EXERCISE REQUIREMENTS
Set down the records once more, please, exactly and with the pictures left out.

ENTRIES SHOWN
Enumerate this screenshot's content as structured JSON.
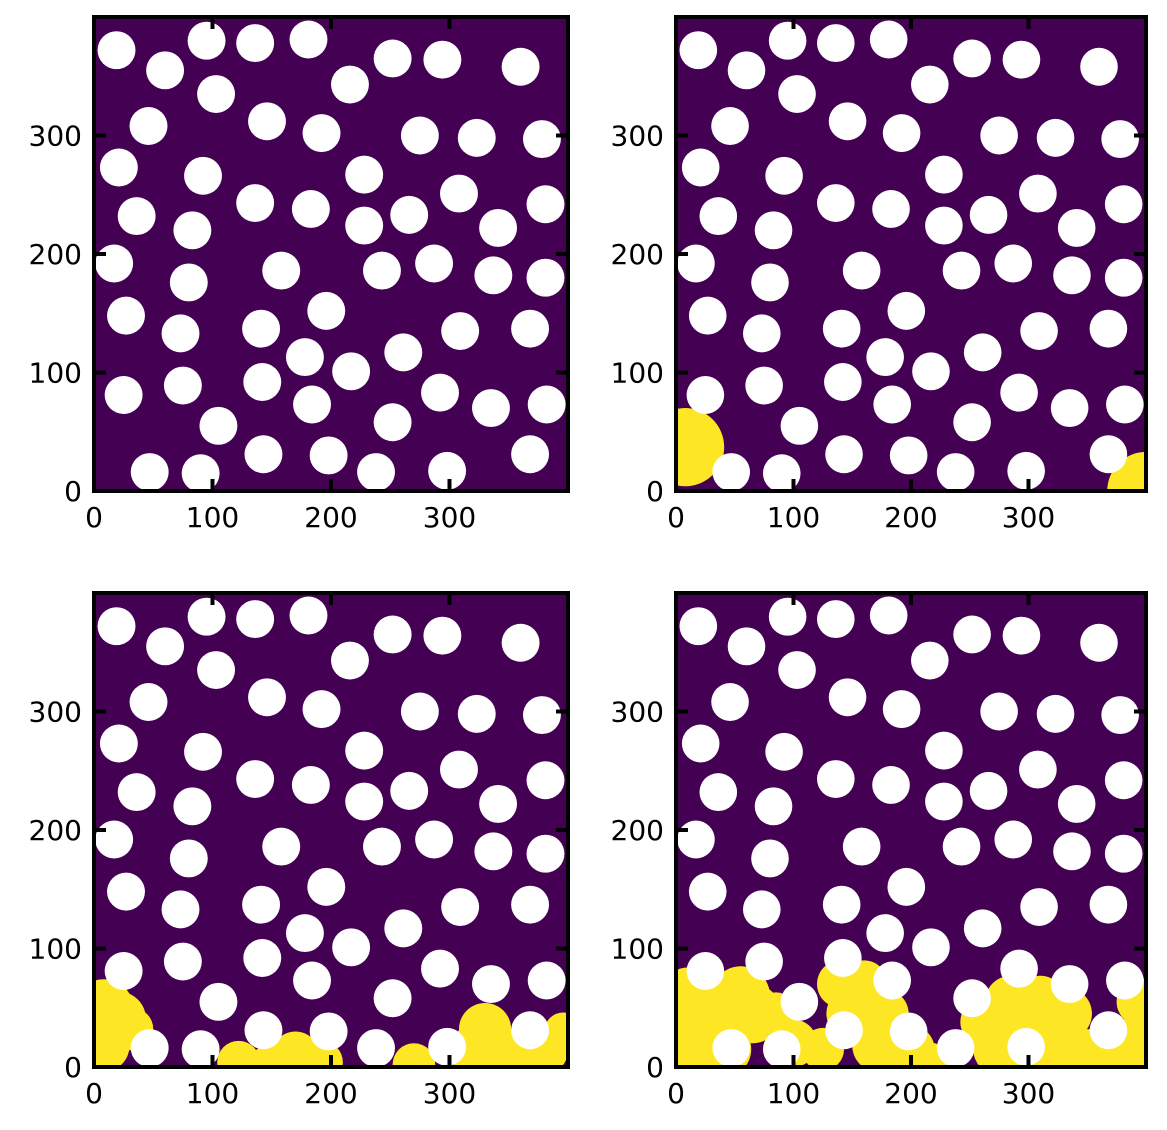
{
  "figure": {
    "background": "#ffffff"
  },
  "colors": {
    "background": "#440154",
    "obstacle": "#ffffff",
    "filled": "#fde725",
    "frame": "#000000"
  },
  "chart_data": [
    {
      "type": "heatmap",
      "title": "",
      "xlabel": "",
      "ylabel": "",
      "xlim": [
        0,
        400
      ],
      "ylim": [
        0,
        400
      ],
      "xticks": [
        0,
        100,
        200,
        300
      ],
      "yticks": [
        0,
        100,
        200,
        300
      ],
      "xtick_labels": [
        "0",
        "100",
        "200",
        "300"
      ],
      "ytick_labels": [
        "0",
        "100",
        "200",
        "300"
      ],
      "grid": false,
      "filled_regions": []
    },
    {
      "type": "heatmap",
      "title": "",
      "xlabel": "",
      "ylabel": "",
      "xlim": [
        0,
        400
      ],
      "ylim": [
        0,
        400
      ],
      "xticks": [
        0,
        100,
        200,
        300
      ],
      "yticks": [
        0,
        100,
        200,
        300
      ],
      "xtick_labels": [
        "0",
        "100",
        "200",
        "300"
      ],
      "ytick_labels": [
        "0",
        "100",
        "200",
        "300"
      ],
      "grid": false,
      "filled_regions": [
        [
          8,
          37,
          33
        ],
        [
          400,
          0,
          33
        ]
      ]
    },
    {
      "type": "heatmap",
      "title": "",
      "xlabel": "",
      "ylabel": "",
      "xlim": [
        0,
        400
      ],
      "ylim": [
        0,
        400
      ],
      "xticks": [
        0,
        100,
        200,
        300
      ],
      "yticks": [
        0,
        100,
        200,
        300
      ],
      "xtick_labels": [
        "0",
        "100",
        "200",
        "300"
      ],
      "ytick_labels": [
        "0",
        "100",
        "200",
        "300"
      ],
      "grid": false,
      "filled_regions": [
        [
          8,
          48,
          26
        ],
        [
          20,
          40,
          24
        ],
        [
          8,
          18,
          22
        ],
        [
          32,
          32,
          18
        ],
        [
          122,
          4,
          18
        ],
        [
          150,
          2,
          18
        ],
        [
          170,
          10,
          20
        ],
        [
          192,
          4,
          18
        ],
        [
          270,
          2,
          18
        ],
        [
          330,
          32,
          22
        ],
        [
          322,
          14,
          22
        ],
        [
          352,
          10,
          22
        ],
        [
          380,
          14,
          20
        ],
        [
          396,
          30,
          16
        ]
      ]
    },
    {
      "type": "heatmap",
      "title": "",
      "xlabel": "",
      "ylabel": "",
      "xlim": [
        0,
        400
      ],
      "ylim": [
        0,
        400
      ],
      "xticks": [
        0,
        100,
        200,
        300
      ],
      "yticks": [
        0,
        100,
        200,
        300
      ],
      "xtick_labels": [
        "0",
        "100",
        "200",
        "300"
      ],
      "ytick_labels": [
        "0",
        "100",
        "200",
        "300"
      ],
      "grid": false,
      "filled_regions": [
        [
          10,
          62,
          22
        ],
        [
          10,
          30,
          30
        ],
        [
          35,
          38,
          28
        ],
        [
          55,
          60,
          25
        ],
        [
          65,
          45,
          25
        ],
        [
          40,
          15,
          24
        ],
        [
          85,
          45,
          18
        ],
        [
          100,
          20,
          20
        ],
        [
          125,
          15,
          18
        ],
        [
          140,
          70,
          20
        ],
        [
          160,
          70,
          20
        ],
        [
          150,
          45,
          22
        ],
        [
          178,
          45,
          20
        ],
        [
          172,
          18,
          22
        ],
        [
          200,
          15,
          20
        ],
        [
          215,
          5,
          16
        ],
        [
          262,
          38,
          20
        ],
        [
          285,
          55,
          22
        ],
        [
          310,
          55,
          22
        ],
        [
          332,
          45,
          22
        ],
        [
          275,
          15,
          22
        ],
        [
          300,
          18,
          22
        ],
        [
          325,
          18,
          22
        ],
        [
          350,
          12,
          20
        ],
        [
          395,
          55,
          20
        ],
        [
          390,
          20,
          22
        ],
        [
          375,
          5,
          16
        ]
      ]
    }
  ],
  "obstacles": [
    [
      19,
      372
    ],
    [
      60,
      355
    ],
    [
      95,
      380
    ],
    [
      136,
      378
    ],
    [
      181,
      381
    ],
    [
      216,
      343
    ],
    [
      252,
      365
    ],
    [
      294,
      364
    ],
    [
      360,
      358
    ],
    [
      103,
      335
    ],
    [
      46,
      308
    ],
    [
      146,
      312
    ],
    [
      192,
      302
    ],
    [
      275,
      300
    ],
    [
      323,
      298
    ],
    [
      378,
      297
    ],
    [
      21,
      273
    ],
    [
      92,
      266
    ],
    [
      228,
      267
    ],
    [
      308,
      251
    ],
    [
      36,
      232
    ],
    [
      136,
      243
    ],
    [
      183,
      238
    ],
    [
      228,
      224
    ],
    [
      266,
      233
    ],
    [
      381,
      242
    ],
    [
      341,
      222
    ],
    [
      83,
      220
    ],
    [
      17,
      192
    ],
    [
      158,
      186
    ],
    [
      243,
      186
    ],
    [
      287,
      192
    ],
    [
      337,
      182
    ],
    [
      381,
      180
    ],
    [
      80,
      176
    ],
    [
      27,
      148
    ],
    [
      196,
      152
    ],
    [
      73,
      133
    ],
    [
      141,
      137
    ],
    [
      178,
      113
    ],
    [
      309,
      135
    ],
    [
      368,
      137
    ],
    [
      261,
      117
    ],
    [
      142,
      92
    ],
    [
      75,
      89
    ],
    [
      217,
      101
    ],
    [
      25,
      81
    ],
    [
      184,
      73
    ],
    [
      292,
      83
    ],
    [
      335,
      70
    ],
    [
      382,
      73
    ],
    [
      105,
      55
    ],
    [
      252,
      58
    ],
    [
      47,
      16
    ],
    [
      90,
      15
    ],
    [
      143,
      31
    ],
    [
      198,
      30
    ],
    [
      238,
      16
    ],
    [
      298,
      17
    ],
    [
      368,
      31
    ]
  ]
}
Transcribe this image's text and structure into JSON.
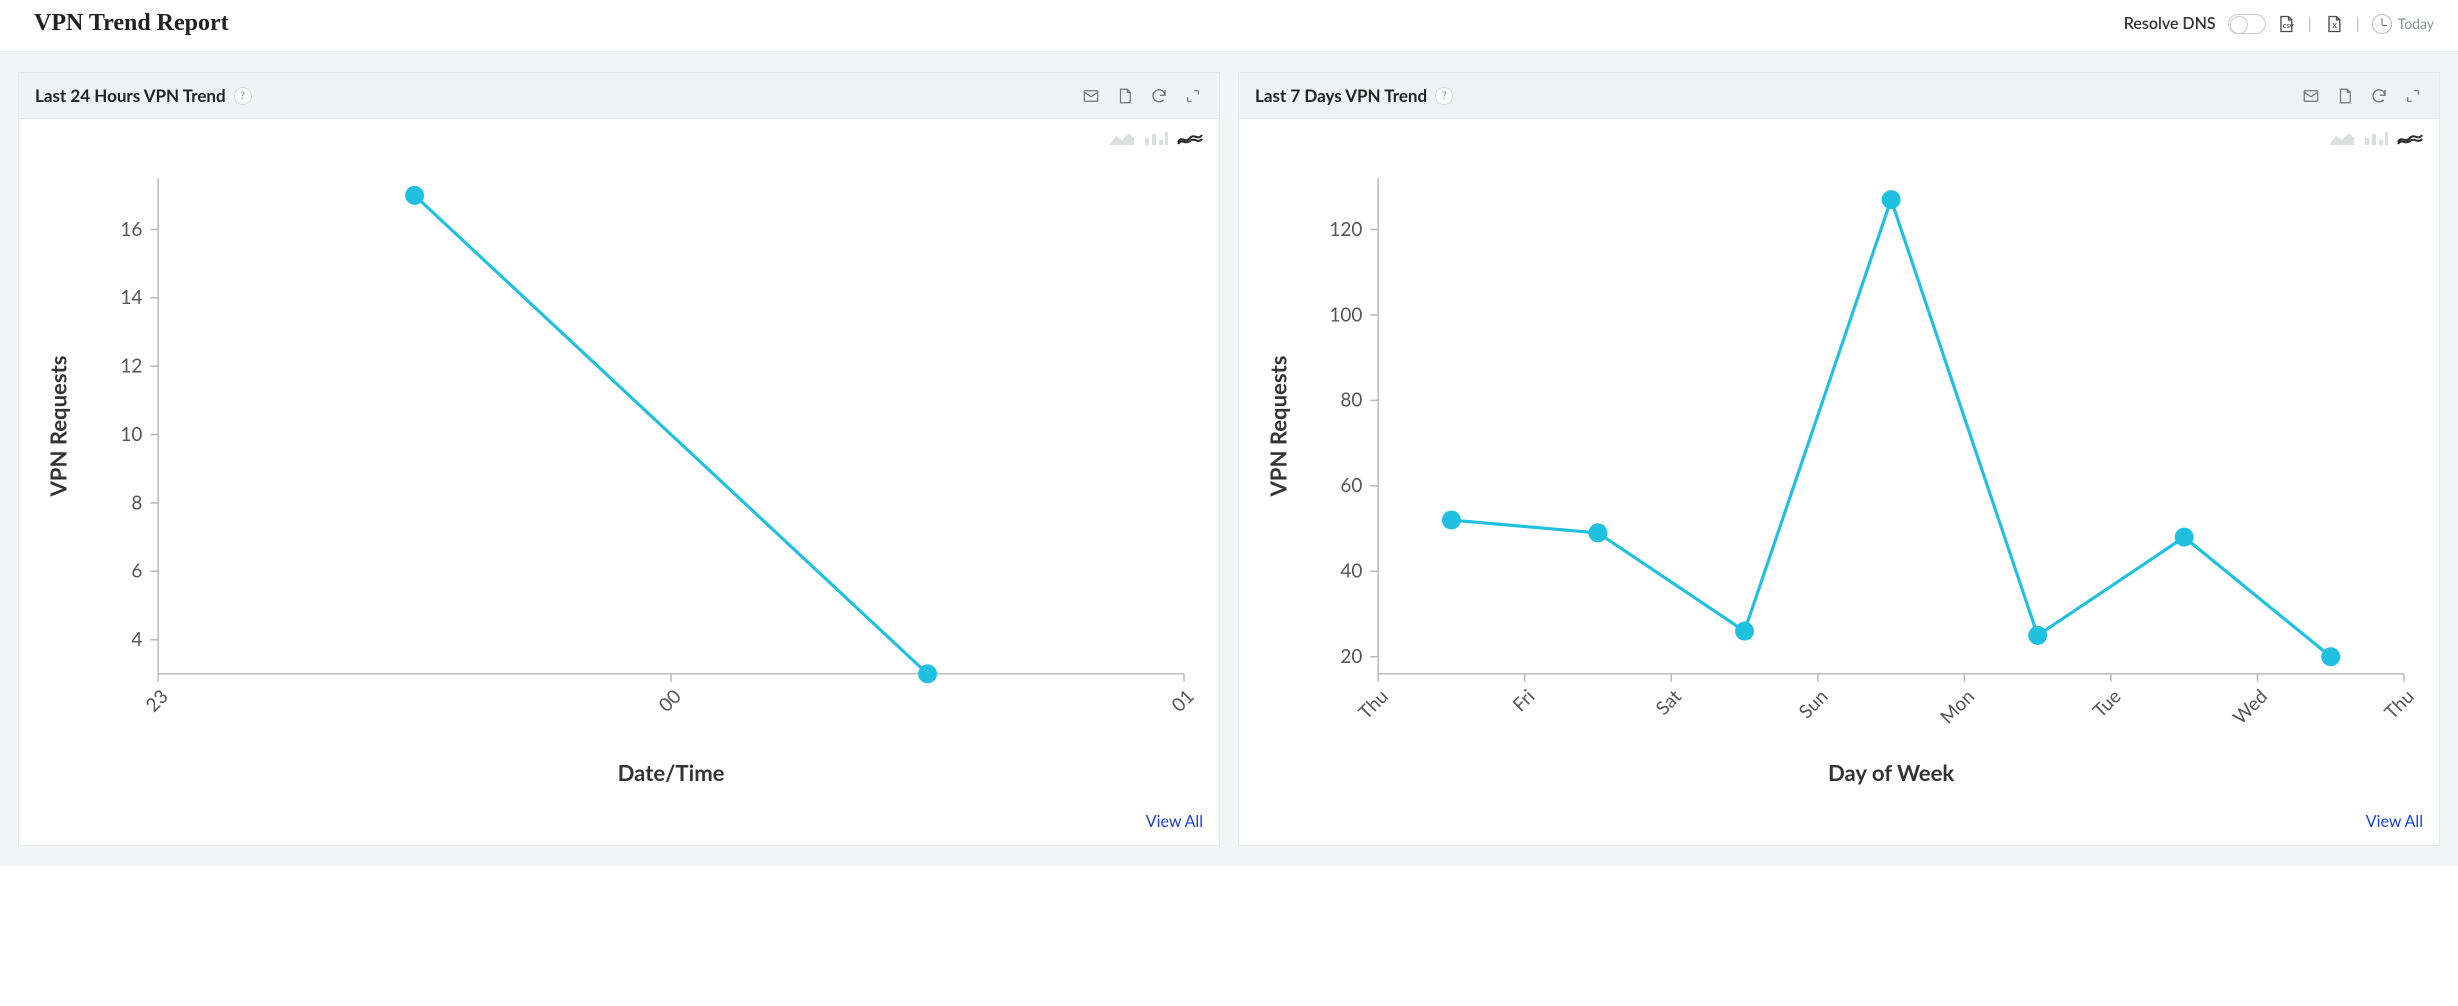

EXERCISE SOLUTION
Enumerate this screenshot's content as structured JSON.
{
  "figure": {
    "background": "#ffffff"
  },
  "colors": {
    "background": "#440154",
    "obstacle": "#ffffff",
    "filled": "#fde725",
    "frame": "#000000"
  },
  "chart_data": [
    {
      "type": "heatmap",
      "title": "",
      "xlabel": "",
      "ylabel": "",
      "xlim": [
        0,
        400
      ],
      "ylim": [
        0,
        400
      ],
      "xticks": [
        0,
        100,
        200,
        300
      ],
      "yticks": [
        0,
        100,
        200,
        300
      ],
      "xtick_labels": [
        "0",
        "100",
        "200",
        "300"
      ],
      "ytick_labels": [
        "0",
        "100",
        "200",
        "300"
      ],
      "grid": false,
      "filled_regions": []
    },
    {
      "type": "heatmap",
      "title": "",
      "xlabel": "",
      "ylabel": "",
      "xlim": [
        0,
        400
      ],
      "ylim": [
        0,
        400
      ],
      "xticks": [
        0,
        100,
        200,
        300
      ],
      "yticks": [
        0,
        100,
        200,
        300
      ],
      "xtick_labels": [
        "0",
        "100",
        "200",
        "300"
      ],
      "ytick_labels": [
        "0",
        "100",
        "200",
        "300"
      ],
      "grid": false,
      "filled_regions": [
        [
          8,
          37,
          33
        ],
        [
          400,
          0,
          33
        ]
      ]
    },
    {
      "type": "heatmap",
      "title": "",
      "xlabel": "",
      "ylabel": "",
      "xlim": [
        0,
        400
      ],
      "ylim": [
        0,
        400
      ],
      "xticks": [
        0,
        100,
        200,
        300
      ],
      "yticks": [
        0,
        100,
        200,
        300
      ],
      "xtick_labels": [
        "0",
        "100",
        "200",
        "300"
      ],
      "ytick_labels": [
        "0",
        "100",
        "200",
        "300"
      ],
      "grid": false,
      "filled_regions": [
        [
          8,
          48,
          26
        ],
        [
          20,
          40,
          24
        ],
        [
          8,
          18,
          22
        ],
        [
          32,
          32,
          18
        ],
        [
          122,
          4,
          18
        ],
        [
          150,
          2,
          18
        ],
        [
          170,
          10,
          20
        ],
        [
          192,
          4,
          18
        ],
        [
          270,
          2,
          18
        ],
        [
          330,
          32,
          22
        ],
        [
          322,
          14,
          22
        ],
        [
          352,
          10,
          22
        ],
        [
          380,
          14,
          20
        ],
        [
          396,
          30,
          16
        ]
      ]
    },
    {
      "type": "heatmap",
      "title": "",
      "xlabel": "",
      "ylabel": "",
      "xlim": [
        0,
        400
      ],
      "ylim": [
        0,
        400
      ],
      "xticks": [
        0,
        100,
        200,
        300
      ],
      "yticks": [
        0,
        100,
        200,
        300
      ],
      "xtick_labels": [
        "0",
        "100",
        "200",
        "300"
      ],
      "ytick_labels": [
        "0",
        "100",
        "200",
        "300"
      ],
      "grid": false,
      "filled_regions": [
        [
          10,
          62,
          22
        ],
        [
          10,
          30,
          30
        ],
        [
          35,
          38,
          28
        ],
        [
          55,
          60,
          25
        ],
        [
          65,
          45,
          25
        ],
        [
          40,
          15,
          24
        ],
        [
          85,
          45,
          18
        ],
        [
          100,
          20,
          20
        ],
        [
          125,
          15,
          18
        ],
        [
          140,
          70,
          20
        ],
        [
          160,
          70,
          20
        ],
        [
          150,
          45,
          22
        ],
        [
          178,
          45,
          20
        ],
        [
          172,
          18,
          22
        ],
        [
          200,
          15,
          20
        ],
        [
          215,
          5,
          16
        ],
        [
          262,
          38,
          20
        ],
        [
          285,
          55,
          22
        ],
        [
          310,
          55,
          22
        ],
        [
          332,
          45,
          22
        ],
        [
          275,
          15,
          22
        ],
        [
          300,
          18,
          22
        ],
        [
          325,
          18,
          22
        ],
        [
          350,
          12,
          20
        ],
        [
          395,
          55,
          20
        ],
        [
          390,
          20,
          22
        ],
        [
          375,
          5,
          16
        ]
      ]
    }
  ],
  "obstacles": [
    [
      19,
      372
    ],
    [
      60,
      355
    ],
    [
      95,
      380
    ],
    [
      136,
      378
    ],
    [
      181,
      381
    ],
    [
      216,
      343
    ],
    [
      252,
      365
    ],
    [
      294,
      364
    ],
    [
      360,
      358
    ],
    [
      103,
      335
    ],
    [
      46,
      308
    ],
    [
      146,
      312
    ],
    [
      192,
      302
    ],
    [
      275,
      300
    ],
    [
      323,
      298
    ],
    [
      378,
      297
    ],
    [
      21,
      273
    ],
    [
      92,
      266
    ],
    [
      228,
      267
    ],
    [
      308,
      251
    ],
    [
      36,
      232
    ],
    [
      136,
      243
    ],
    [
      183,
      238
    ],
    [
      228,
      224
    ],
    [
      266,
      233
    ],
    [
      381,
      242
    ],
    [
      341,
      222
    ],
    [
      83,
      220
    ],
    [
      17,
      192
    ],
    [
      158,
      186
    ],
    [
      243,
      186
    ],
    [
      287,
      192
    ],
    [
      337,
      182
    ],
    [
      381,
      180
    ],
    [
      80,
      176
    ],
    [
      27,
      148
    ],
    [
      196,
      152
    ],
    [
      73,
      133
    ],
    [
      141,
      137
    ],
    [
      178,
      113
    ],
    [
      309,
      135
    ],
    [
      368,
      137
    ],
    [
      261,
      117
    ],
    [
      142,
      92
    ],
    [
      75,
      89
    ],
    [
      217,
      101
    ],
    [
      25,
      81
    ],
    [
      184,
      73
    ],
    [
      292,
      83
    ],
    [
      335,
      70
    ],
    [
      382,
      73
    ],
    [
      105,
      55
    ],
    [
      252,
      58
    ],
    [
      47,
      16
    ],
    [
      90,
      15
    ],
    [
      143,
      31
    ],
    [
      198,
      30
    ],
    [
      238,
      16
    ],
    [
      298,
      17
    ],
    [
      368,
      31
    ]
  ]
}
Transcribe this image's text and structure into JSON.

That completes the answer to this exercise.